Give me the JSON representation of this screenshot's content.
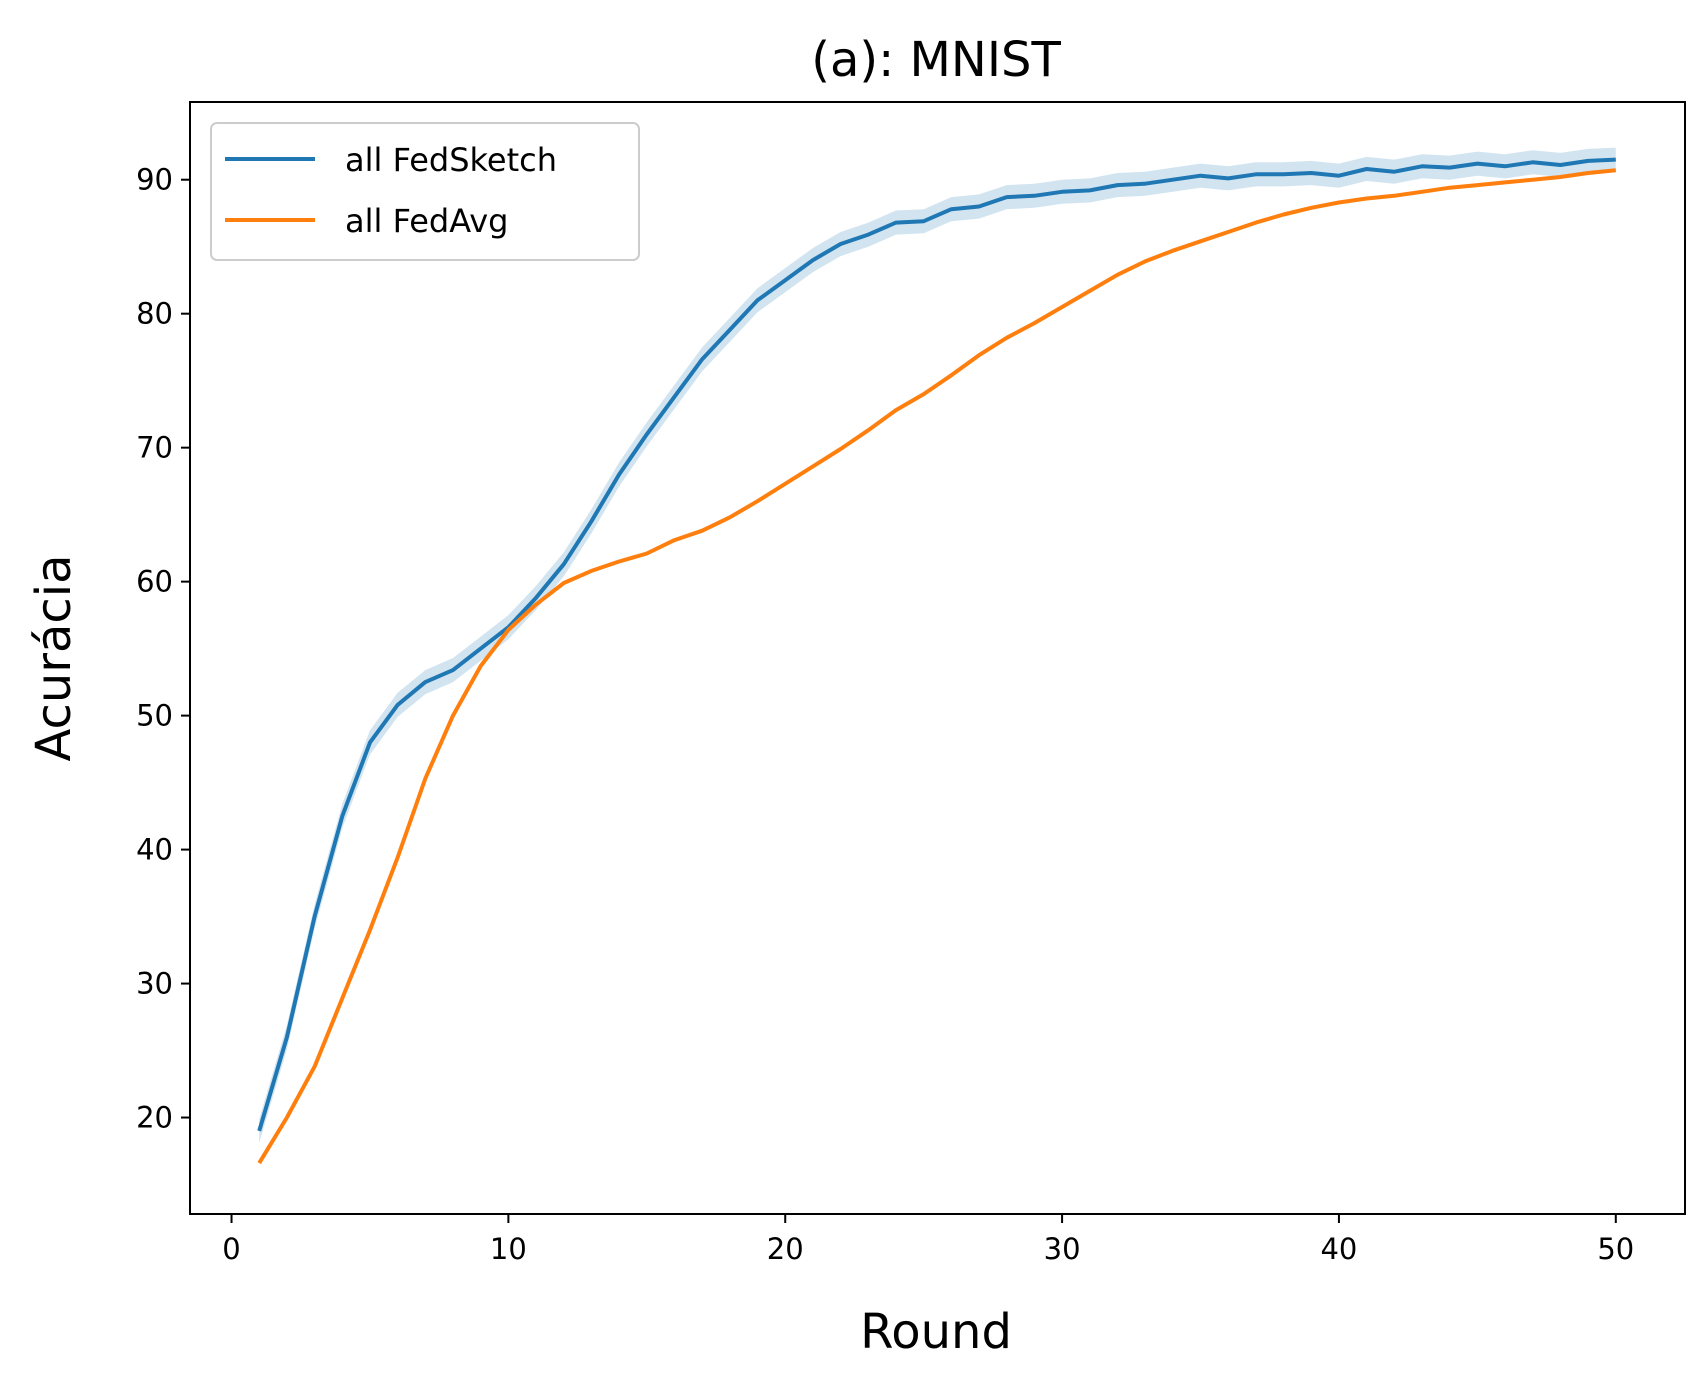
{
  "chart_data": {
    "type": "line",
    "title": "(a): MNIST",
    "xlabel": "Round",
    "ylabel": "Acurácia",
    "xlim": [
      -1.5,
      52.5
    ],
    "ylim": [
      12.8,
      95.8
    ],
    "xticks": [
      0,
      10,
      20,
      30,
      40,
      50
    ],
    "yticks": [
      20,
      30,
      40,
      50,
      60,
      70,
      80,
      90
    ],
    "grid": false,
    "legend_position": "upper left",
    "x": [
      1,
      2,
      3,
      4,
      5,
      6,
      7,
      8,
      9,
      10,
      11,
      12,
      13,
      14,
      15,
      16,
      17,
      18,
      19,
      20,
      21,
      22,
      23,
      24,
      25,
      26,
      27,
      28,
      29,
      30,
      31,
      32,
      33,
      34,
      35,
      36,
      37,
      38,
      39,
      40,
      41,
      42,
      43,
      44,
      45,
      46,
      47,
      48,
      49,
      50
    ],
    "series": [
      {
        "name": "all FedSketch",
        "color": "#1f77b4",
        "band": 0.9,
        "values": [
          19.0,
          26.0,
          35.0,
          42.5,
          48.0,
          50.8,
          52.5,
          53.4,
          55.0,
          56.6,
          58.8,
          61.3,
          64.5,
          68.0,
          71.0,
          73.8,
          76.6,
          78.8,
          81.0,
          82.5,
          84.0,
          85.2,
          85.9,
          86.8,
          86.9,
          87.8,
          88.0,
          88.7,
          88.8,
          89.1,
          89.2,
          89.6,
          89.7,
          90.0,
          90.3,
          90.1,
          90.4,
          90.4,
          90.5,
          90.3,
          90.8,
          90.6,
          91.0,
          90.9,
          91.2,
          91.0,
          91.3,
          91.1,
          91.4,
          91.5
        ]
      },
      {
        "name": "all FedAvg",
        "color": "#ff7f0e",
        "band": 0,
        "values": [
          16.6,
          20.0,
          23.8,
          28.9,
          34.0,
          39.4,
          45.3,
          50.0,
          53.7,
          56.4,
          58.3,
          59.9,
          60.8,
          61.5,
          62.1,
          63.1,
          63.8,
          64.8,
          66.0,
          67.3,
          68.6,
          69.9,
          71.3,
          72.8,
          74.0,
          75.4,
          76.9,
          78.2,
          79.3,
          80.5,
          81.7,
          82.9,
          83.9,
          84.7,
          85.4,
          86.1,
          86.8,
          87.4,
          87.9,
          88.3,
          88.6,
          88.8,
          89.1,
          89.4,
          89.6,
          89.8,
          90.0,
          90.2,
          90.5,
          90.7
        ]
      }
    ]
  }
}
........
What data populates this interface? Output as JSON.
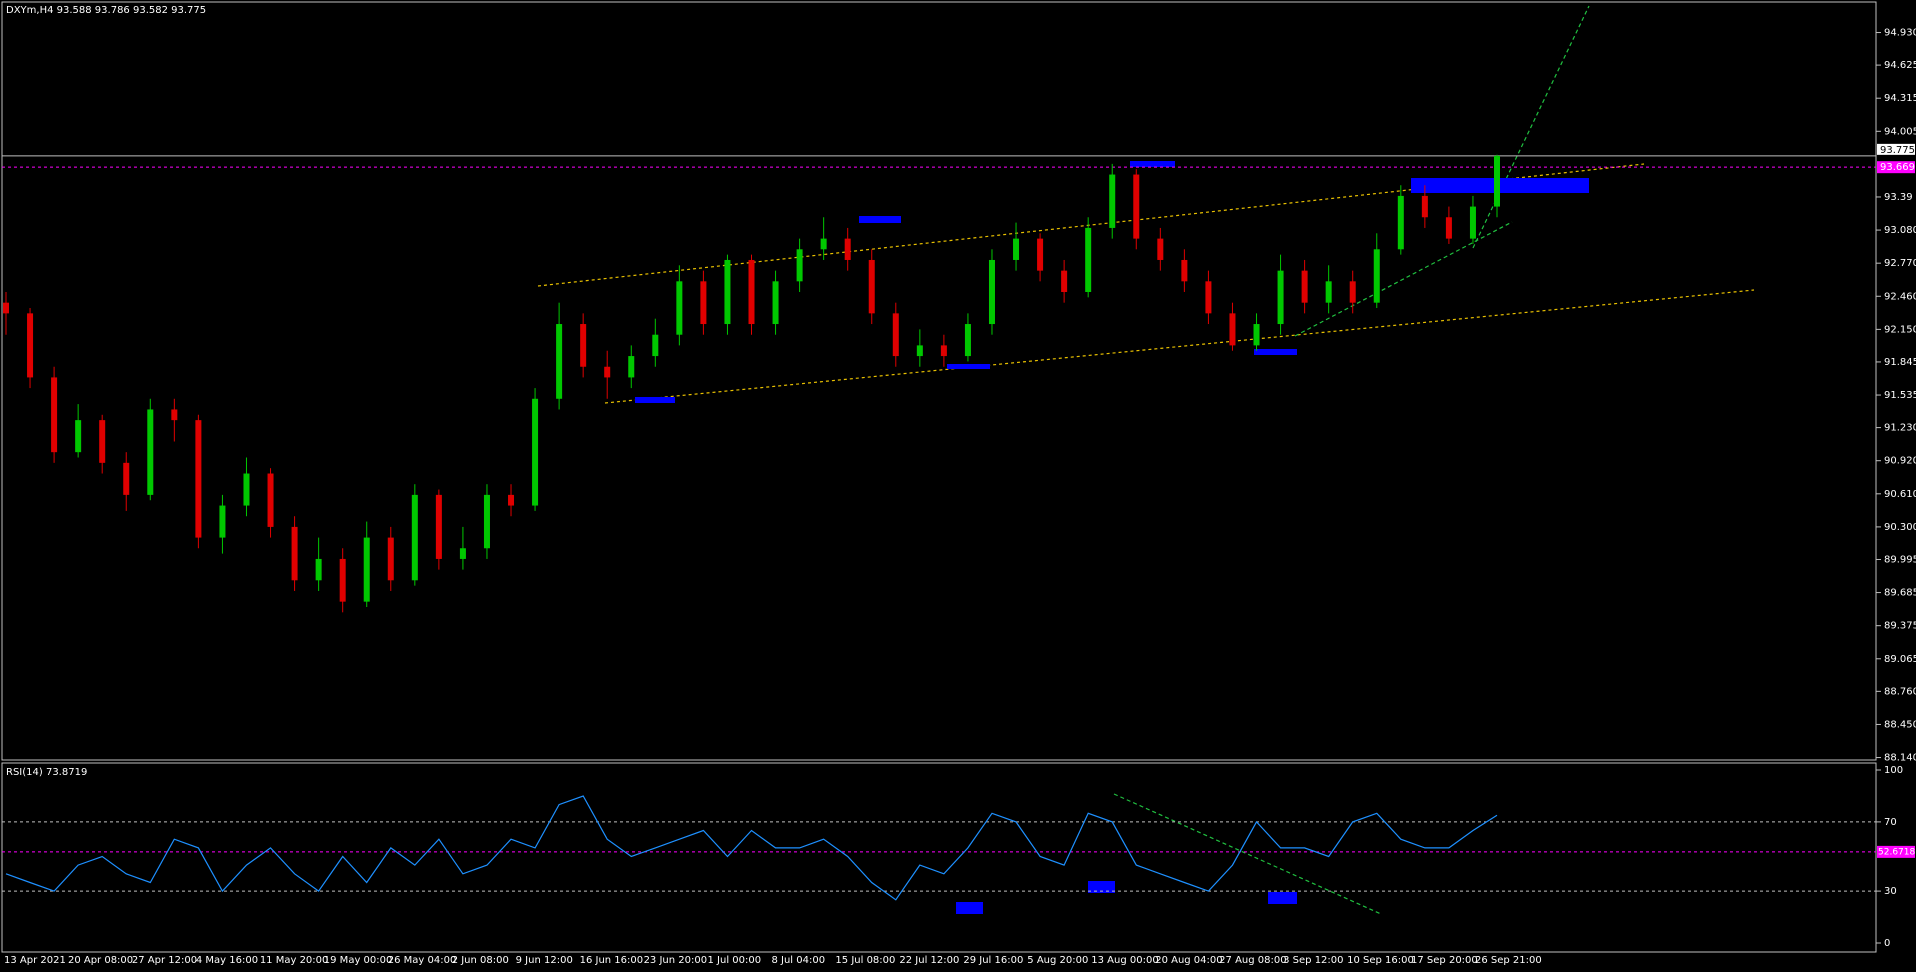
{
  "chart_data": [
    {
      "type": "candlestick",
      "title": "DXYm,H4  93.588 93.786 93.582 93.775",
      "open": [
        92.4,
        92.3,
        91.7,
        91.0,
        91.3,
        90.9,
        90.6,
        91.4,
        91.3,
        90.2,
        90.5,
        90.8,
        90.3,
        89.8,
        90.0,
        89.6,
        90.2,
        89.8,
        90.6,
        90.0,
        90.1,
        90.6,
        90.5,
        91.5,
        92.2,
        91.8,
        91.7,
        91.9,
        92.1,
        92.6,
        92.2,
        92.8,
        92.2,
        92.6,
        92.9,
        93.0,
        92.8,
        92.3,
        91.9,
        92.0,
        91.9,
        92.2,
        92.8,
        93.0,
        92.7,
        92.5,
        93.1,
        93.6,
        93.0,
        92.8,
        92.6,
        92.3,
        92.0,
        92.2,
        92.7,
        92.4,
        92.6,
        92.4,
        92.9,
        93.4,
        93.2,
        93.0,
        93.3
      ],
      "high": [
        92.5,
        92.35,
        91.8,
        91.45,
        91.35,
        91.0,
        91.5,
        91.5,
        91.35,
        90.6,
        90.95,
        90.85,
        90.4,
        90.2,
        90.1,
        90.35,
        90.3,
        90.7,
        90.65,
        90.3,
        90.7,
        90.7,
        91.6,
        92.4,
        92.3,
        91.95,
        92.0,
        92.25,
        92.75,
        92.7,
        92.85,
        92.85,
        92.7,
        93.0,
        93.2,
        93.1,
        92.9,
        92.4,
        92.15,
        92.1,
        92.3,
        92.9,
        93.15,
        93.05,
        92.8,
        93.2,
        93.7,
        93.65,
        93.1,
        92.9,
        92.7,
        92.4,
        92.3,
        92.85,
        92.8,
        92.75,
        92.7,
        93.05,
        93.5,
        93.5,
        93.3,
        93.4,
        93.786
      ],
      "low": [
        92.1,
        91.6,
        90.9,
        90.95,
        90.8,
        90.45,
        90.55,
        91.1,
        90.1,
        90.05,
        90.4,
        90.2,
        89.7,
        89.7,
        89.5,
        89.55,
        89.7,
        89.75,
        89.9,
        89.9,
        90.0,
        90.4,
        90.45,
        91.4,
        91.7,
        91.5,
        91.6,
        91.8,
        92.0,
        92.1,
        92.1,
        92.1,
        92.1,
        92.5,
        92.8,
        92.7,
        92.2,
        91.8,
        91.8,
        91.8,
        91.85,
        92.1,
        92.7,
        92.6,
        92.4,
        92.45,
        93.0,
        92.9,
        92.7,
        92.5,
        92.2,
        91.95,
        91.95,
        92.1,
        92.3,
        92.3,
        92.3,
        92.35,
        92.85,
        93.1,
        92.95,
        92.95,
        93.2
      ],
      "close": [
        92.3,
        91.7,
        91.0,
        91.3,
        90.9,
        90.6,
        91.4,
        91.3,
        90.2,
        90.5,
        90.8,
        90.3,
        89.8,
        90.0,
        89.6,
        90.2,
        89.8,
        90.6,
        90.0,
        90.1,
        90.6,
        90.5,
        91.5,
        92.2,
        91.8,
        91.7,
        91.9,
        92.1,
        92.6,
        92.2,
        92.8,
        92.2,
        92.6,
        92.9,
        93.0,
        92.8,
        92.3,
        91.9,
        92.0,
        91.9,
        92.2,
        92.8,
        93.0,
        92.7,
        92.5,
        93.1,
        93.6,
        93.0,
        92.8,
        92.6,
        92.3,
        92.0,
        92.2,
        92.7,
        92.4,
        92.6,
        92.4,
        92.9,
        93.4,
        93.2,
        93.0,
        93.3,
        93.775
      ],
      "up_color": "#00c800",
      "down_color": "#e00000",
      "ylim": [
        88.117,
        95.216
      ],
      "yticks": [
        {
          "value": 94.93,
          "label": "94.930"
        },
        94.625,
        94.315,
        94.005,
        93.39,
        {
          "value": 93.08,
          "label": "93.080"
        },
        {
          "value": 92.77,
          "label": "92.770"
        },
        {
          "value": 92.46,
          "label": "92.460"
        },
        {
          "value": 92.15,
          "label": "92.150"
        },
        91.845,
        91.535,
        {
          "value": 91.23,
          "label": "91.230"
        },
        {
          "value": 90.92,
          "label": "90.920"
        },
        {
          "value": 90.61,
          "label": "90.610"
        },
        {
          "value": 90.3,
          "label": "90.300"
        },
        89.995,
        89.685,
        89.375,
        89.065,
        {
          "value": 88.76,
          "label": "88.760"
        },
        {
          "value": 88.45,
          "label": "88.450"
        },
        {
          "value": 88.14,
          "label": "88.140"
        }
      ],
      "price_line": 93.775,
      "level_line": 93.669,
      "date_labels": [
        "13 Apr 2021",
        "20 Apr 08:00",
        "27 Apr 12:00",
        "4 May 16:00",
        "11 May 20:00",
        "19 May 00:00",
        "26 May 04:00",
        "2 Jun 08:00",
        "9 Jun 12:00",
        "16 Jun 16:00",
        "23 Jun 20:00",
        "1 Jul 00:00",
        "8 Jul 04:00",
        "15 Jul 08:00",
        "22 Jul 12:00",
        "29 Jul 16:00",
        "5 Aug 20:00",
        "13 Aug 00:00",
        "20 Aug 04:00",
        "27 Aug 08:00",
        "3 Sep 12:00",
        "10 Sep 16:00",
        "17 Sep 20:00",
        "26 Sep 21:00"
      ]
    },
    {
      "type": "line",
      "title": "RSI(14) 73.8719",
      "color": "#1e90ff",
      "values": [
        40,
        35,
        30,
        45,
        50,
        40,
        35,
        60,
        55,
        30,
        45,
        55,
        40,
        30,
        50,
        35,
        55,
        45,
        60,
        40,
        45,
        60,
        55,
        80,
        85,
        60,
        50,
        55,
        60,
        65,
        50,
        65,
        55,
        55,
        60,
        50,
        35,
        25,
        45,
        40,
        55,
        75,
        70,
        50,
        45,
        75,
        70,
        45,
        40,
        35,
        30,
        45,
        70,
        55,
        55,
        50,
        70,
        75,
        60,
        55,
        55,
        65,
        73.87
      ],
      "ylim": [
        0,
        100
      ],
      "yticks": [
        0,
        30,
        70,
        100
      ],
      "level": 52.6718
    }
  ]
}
........
(YOUR GOAL):
Only the count is needed: the number of lines in the data that include the word "JSON".

(REPLY TO THE EXERCISE):
2